What lines in the material hold the string "decrease"? Return every one of them.

◆ **Data listing**
******

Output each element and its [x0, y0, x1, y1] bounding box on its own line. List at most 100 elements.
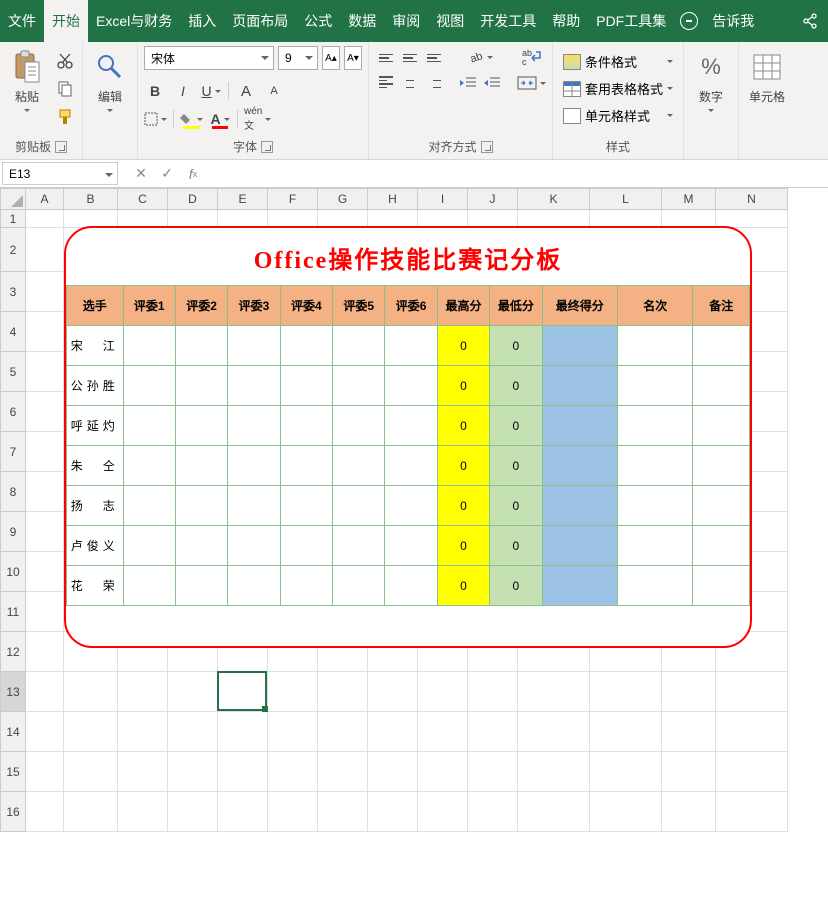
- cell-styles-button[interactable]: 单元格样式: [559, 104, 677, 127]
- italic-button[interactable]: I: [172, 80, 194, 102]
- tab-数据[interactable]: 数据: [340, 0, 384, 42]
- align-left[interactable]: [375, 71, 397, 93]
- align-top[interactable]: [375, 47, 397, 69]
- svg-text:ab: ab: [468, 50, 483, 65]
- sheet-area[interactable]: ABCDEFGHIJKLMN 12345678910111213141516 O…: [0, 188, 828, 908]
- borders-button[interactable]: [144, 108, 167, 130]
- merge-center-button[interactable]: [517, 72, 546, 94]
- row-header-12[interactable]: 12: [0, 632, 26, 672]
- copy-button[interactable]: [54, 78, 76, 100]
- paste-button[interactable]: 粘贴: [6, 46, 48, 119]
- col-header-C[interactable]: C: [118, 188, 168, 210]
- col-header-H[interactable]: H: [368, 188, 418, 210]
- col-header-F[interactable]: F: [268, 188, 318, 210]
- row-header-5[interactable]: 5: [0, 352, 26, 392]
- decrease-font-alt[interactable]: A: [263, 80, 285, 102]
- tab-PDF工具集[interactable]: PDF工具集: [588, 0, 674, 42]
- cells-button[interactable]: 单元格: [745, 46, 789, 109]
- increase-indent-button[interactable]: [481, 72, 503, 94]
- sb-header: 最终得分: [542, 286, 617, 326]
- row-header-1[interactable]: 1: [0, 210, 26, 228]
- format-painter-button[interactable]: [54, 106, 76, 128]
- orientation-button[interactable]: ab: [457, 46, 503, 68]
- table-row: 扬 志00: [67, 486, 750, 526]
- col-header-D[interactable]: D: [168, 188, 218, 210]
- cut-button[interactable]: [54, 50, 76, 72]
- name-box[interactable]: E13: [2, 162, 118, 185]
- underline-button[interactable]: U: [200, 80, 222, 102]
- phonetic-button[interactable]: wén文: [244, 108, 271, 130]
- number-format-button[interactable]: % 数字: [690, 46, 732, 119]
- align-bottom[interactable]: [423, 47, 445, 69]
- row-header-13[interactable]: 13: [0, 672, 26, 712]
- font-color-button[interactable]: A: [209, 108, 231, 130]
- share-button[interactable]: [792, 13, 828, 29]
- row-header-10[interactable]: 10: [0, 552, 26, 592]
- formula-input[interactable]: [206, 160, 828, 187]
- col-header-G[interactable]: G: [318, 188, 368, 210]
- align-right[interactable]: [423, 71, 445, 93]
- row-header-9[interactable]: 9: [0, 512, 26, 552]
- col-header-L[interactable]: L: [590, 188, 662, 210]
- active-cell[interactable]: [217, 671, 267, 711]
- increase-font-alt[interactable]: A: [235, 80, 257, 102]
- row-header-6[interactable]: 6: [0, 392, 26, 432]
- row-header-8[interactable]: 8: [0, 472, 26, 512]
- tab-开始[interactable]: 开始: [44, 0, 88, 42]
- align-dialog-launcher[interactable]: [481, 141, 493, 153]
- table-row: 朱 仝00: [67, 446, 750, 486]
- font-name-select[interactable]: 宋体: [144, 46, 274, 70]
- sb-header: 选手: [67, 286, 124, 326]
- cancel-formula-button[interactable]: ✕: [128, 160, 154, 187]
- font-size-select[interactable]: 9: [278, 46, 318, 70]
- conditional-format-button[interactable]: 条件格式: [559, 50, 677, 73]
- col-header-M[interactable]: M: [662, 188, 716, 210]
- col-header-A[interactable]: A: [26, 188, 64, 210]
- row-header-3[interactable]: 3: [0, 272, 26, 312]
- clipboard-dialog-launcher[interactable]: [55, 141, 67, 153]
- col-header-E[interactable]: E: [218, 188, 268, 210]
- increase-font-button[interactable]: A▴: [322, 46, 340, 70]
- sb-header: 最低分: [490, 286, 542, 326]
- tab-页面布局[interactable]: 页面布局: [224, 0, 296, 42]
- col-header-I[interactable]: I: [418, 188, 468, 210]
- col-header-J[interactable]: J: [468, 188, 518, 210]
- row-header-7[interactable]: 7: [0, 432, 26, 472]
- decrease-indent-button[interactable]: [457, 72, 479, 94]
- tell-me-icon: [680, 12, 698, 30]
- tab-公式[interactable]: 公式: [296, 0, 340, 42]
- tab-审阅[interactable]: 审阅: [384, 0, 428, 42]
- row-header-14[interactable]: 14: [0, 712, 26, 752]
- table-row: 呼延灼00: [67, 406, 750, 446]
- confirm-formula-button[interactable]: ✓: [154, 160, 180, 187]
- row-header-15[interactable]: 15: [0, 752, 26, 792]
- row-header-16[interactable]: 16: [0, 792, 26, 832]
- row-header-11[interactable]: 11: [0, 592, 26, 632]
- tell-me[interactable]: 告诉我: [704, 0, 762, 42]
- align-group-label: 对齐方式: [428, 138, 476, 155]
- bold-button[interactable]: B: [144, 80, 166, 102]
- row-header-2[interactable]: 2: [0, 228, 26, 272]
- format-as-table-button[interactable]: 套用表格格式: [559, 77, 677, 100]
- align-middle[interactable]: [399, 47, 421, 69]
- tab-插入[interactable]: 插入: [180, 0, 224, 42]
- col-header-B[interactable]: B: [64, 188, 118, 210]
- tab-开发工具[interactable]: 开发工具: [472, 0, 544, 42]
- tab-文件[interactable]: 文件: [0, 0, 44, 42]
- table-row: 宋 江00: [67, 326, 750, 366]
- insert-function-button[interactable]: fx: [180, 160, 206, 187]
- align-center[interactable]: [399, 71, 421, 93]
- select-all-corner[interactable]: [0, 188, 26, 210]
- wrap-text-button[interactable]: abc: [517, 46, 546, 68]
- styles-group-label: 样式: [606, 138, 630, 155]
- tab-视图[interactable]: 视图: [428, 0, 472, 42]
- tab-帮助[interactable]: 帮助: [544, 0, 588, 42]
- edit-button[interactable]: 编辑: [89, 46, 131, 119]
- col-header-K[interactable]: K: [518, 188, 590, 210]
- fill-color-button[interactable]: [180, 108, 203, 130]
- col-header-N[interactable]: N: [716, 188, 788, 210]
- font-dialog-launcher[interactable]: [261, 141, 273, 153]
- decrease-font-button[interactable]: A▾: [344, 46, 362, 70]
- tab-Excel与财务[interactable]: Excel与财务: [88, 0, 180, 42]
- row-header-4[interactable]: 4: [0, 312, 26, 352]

******

◆ **Task response**
- decrease-font-alt[interactable]: A: [263, 80, 285, 102]
- decrease-indent-button[interactable]: [457, 72, 479, 94]
- decrease-font-button[interactable]: A▾: [344, 46, 362, 70]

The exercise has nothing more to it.